### [DIRECTIVE]
Reproduce the full listing that appears beneath this instruction exactly.

### [Extracted records]

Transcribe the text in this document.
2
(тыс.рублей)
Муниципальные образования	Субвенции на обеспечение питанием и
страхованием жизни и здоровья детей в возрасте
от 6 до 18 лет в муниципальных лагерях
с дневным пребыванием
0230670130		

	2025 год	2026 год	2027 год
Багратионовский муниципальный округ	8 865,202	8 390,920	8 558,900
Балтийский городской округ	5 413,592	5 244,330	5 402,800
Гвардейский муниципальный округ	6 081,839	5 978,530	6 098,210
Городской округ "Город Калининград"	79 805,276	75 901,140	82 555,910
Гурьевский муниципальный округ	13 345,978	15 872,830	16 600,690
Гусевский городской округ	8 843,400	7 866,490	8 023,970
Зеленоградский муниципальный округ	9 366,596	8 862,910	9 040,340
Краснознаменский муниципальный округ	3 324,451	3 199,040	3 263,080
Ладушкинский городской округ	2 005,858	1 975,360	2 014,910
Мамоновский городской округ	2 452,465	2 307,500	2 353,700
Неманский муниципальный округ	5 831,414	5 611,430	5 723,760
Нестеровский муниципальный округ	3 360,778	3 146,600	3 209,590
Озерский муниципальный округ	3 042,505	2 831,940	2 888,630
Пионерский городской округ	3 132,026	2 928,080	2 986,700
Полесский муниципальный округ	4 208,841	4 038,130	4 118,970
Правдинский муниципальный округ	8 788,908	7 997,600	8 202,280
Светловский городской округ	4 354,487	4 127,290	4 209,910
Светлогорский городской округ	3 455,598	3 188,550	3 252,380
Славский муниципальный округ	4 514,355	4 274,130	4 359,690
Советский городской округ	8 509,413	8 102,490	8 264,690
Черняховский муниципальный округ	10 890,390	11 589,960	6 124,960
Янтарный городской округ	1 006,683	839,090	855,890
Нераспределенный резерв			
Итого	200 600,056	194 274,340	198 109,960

### [COMPLETE ANSWER]
Transcribe the text in this document.
2
(тыс.рублей)
Муниципальные образования	Субвенции на обеспечение питанием и
страхованием жизни и здоровья детей в возрасте
от 6 до 18 лет в муниципальных лагерях
с дневным пребыванием
0230670130		

	2025 год	2026 год	2027 год
Багратионовский муниципальный округ	8 865,202	8 390,920	8 558,900
Балтийский городской округ	5 413,592	5 244,330	5 402,800
Гвардейский муниципальный округ	6 081,839	5 978,530	6 098,210
Городской округ "Город Калининград"	79 805,276	75 901,140	82 555,910
Гурьевский муниципальный округ	13 345,978	15 872,830	16 600,690
Гусевский городской округ	8 843,400	7 866,490	8 023,970
Зеленоградский муниципальный округ	9 366,596	8 862,910	9 040,340
Краснознаменский муниципальный округ	3 324,451	3 199,040	3 263,080
Ладушкинский городской округ	2 005,858	1 975,360	2 014,910
Мамоновский городской округ	2 452,465	2 307,500	2 353,700
Неманский муниципальный округ	5 831,414	5 611,430	5 723,760
Нестеровский муниципальный округ	3 360,778	3 146,600	3 209,590
Озерский муниципальный округ	3 042,505	2 831,940	2 888,630
Пионерский городской округ	3 132,026	2 928,080	2 986,700
Полесский муниципальный округ	4 208,841	4 038,130	4 118,970
Правдинский муниципальный округ	8 788,908	7 997,600	8 202,280
Светловский городской округ	4 354,487	4 127,290	4 209,910
Светлогорский городской округ	3 455,598	3 188,550	3 252,380
Славский муниципальный округ	4 514,355	4 274,130	4 359,690
Советский городской округ	8 509,413	8 102,490	8 264,690
Черняховский муниципальный округ	10 890,390	11 589,960	6 124,960
Янтарный городской округ	1 006,683	839,090	855,890
Нераспределенный резерв			
Итого	200 600,056	194 274,340	198 109,960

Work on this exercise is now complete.